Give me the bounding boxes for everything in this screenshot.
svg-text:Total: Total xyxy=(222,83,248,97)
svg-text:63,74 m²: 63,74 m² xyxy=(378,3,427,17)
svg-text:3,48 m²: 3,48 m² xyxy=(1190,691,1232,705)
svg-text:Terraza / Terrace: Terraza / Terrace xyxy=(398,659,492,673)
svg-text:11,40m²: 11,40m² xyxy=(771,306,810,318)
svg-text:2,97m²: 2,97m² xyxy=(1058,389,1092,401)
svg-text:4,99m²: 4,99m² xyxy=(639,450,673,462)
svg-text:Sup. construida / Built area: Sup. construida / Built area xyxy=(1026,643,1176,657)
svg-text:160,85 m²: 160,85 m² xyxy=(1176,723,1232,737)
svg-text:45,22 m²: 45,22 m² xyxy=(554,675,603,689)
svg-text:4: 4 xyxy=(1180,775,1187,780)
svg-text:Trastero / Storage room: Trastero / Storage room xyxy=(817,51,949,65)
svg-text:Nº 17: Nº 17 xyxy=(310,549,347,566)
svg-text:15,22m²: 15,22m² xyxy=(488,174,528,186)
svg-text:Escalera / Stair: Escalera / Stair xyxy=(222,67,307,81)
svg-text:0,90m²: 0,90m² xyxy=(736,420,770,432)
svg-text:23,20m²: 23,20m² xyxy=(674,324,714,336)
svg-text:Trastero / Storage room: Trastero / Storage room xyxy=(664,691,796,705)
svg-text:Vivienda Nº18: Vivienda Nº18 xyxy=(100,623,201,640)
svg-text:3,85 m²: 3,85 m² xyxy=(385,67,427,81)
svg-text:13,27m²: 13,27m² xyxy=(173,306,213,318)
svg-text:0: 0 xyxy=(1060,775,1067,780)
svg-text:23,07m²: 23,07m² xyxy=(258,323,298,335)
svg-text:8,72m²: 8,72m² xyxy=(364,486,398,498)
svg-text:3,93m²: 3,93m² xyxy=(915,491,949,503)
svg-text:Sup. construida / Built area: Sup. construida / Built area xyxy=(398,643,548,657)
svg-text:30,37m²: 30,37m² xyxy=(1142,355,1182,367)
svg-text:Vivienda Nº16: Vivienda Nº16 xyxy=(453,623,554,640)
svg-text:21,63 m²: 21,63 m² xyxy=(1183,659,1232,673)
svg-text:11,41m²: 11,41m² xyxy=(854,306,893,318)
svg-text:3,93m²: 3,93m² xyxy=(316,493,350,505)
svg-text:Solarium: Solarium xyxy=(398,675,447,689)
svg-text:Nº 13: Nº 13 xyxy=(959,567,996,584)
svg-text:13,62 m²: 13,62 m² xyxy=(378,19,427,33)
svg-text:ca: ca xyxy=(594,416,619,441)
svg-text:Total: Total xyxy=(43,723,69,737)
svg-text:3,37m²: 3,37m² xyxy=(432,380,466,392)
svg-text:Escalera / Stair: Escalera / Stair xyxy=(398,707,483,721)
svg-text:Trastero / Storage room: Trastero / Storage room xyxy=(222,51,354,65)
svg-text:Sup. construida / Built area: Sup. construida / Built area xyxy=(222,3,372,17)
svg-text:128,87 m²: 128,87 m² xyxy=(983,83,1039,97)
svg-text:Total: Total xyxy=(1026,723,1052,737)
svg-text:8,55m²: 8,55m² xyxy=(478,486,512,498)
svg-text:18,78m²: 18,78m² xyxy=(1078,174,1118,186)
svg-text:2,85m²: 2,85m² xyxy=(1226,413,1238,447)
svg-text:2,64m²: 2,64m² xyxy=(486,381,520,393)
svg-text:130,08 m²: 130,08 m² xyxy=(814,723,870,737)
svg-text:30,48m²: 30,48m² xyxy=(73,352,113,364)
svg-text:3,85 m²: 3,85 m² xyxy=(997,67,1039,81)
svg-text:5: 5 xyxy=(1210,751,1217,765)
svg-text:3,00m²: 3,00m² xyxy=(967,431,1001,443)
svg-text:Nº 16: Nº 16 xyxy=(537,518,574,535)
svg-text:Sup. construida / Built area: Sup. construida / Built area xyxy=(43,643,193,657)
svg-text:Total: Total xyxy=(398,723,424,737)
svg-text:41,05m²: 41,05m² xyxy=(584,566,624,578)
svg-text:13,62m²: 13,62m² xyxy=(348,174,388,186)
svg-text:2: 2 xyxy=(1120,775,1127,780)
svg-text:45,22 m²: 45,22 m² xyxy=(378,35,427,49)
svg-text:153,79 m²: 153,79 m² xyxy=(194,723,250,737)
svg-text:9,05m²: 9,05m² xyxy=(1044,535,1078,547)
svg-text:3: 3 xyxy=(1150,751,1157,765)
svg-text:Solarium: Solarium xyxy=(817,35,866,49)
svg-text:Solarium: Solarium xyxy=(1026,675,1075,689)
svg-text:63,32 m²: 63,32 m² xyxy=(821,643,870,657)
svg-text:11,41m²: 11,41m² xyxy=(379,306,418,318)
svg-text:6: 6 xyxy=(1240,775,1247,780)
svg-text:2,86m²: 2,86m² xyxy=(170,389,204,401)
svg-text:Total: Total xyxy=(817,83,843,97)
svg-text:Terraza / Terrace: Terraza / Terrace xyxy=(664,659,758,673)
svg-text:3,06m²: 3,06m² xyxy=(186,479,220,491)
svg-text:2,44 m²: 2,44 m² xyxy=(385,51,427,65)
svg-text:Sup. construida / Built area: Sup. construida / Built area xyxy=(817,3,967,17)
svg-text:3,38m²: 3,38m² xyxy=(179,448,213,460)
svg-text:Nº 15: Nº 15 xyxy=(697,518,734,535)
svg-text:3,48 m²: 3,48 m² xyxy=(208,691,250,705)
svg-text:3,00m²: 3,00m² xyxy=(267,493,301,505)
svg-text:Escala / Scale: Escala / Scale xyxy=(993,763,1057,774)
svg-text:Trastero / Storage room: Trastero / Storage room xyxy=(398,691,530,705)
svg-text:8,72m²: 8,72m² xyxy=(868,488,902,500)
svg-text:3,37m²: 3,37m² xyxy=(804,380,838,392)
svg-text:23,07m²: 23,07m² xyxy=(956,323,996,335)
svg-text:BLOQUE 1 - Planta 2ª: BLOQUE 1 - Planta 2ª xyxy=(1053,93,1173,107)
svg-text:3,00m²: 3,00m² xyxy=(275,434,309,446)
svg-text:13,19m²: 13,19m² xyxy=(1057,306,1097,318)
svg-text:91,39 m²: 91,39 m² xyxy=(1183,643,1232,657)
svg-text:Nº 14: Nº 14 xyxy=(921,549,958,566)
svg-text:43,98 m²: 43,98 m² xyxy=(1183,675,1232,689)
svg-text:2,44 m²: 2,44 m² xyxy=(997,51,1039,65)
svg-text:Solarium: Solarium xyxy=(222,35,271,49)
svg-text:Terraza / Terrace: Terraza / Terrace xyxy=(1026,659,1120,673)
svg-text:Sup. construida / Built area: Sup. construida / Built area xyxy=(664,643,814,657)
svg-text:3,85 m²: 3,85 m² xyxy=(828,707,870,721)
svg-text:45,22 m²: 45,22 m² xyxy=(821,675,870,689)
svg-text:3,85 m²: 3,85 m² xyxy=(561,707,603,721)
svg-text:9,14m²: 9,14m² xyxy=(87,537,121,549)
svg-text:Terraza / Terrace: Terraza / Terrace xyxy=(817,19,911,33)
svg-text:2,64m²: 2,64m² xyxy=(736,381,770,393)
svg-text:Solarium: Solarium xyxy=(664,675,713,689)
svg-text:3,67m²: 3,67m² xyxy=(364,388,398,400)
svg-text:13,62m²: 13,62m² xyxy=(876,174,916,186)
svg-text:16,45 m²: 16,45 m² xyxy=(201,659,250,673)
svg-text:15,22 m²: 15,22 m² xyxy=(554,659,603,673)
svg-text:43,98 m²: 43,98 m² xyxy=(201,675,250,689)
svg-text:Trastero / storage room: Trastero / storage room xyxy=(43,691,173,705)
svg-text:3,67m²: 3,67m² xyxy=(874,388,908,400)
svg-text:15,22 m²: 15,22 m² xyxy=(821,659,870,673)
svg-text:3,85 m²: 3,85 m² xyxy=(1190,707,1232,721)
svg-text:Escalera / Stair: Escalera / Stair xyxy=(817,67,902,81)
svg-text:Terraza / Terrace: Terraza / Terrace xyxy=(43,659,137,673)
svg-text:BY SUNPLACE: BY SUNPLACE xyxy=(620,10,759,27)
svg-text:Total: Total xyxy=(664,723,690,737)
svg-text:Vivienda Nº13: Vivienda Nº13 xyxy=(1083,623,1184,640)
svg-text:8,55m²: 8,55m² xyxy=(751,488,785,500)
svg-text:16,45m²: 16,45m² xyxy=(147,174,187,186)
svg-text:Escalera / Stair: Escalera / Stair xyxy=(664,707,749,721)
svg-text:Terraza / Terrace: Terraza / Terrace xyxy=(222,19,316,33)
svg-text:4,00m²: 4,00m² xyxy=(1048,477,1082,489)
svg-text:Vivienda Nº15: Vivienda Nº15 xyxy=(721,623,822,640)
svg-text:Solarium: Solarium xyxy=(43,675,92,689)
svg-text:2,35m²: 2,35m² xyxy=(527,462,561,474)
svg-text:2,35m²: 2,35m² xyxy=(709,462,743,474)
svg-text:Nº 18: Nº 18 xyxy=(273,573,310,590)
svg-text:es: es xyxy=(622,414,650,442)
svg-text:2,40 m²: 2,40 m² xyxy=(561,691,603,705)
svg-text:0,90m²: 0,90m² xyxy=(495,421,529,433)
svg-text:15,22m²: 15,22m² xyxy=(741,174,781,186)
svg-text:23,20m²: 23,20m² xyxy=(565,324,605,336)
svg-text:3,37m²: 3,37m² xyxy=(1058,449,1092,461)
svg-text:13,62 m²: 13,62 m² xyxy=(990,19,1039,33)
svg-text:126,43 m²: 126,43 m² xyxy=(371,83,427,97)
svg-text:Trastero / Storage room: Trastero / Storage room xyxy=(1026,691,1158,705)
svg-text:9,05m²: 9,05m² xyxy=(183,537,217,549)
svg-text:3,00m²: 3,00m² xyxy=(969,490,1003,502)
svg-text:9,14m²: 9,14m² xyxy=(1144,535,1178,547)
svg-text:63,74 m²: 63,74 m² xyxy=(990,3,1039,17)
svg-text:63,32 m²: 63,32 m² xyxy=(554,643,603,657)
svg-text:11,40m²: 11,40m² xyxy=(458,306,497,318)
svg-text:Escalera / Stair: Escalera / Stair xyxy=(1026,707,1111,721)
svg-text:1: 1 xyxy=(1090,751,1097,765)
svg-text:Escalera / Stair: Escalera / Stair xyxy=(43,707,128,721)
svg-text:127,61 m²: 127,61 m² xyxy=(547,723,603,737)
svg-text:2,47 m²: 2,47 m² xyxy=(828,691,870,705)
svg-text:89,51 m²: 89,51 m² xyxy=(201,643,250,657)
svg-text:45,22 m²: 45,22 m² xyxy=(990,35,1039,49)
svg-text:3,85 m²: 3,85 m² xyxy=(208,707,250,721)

····················

TASK TO CARRY OUT: Turn the data, from its first line through the line containing "svg-text:Escalera / Stair: Escalera / Stair xyxy=(222,67,307,81)", into a numbered list, leaving out any blank lines.

ANSWER TO THE TASK:
1. Give me the bounding boxes for everything in this screenshot.
2. svg-text:Total: Total xyxy=(222,83,248,97)
3. svg-text:63,74 m²: 63,74 m² xyxy=(378,3,427,17)
4. svg-text:3,48 m²: 3,48 m² xyxy=(1190,691,1232,705)
5. svg-text:Terraza / Terrace: Terraza / Terrace xyxy=(398,659,492,673)
6. svg-text:11,40m²: 11,40m² xyxy=(771,306,810,318)
7. svg-text:2,97m²: 2,97m² xyxy=(1058,389,1092,401)
8. svg-text:4,99m²: 4,99m² xyxy=(639,450,673,462)
9. svg-text:Sup. construida / Built area: Sup. construida / Built area xyxy=(1026,643,1176,657)
10. svg-text:160,85 m²: 160,85 m² xyxy=(1176,723,1232,737)
11. svg-text:45,22 m²: 45,22 m² xyxy=(554,675,603,689)
12. svg-text:4: 4 xyxy=(1180,775,1187,780)
13. svg-text:Trastero / Storage room: Trastero / Storage room xyxy=(817,51,949,65)
14. svg-text:Nº 17: Nº 17 xyxy=(310,549,347,566)
15. svg-text:15,22m²: 15,22m² xyxy=(488,174,528,186)
16. svg-text:Escalera / Stair: Escalera / Stair xyxy=(222,67,307,81)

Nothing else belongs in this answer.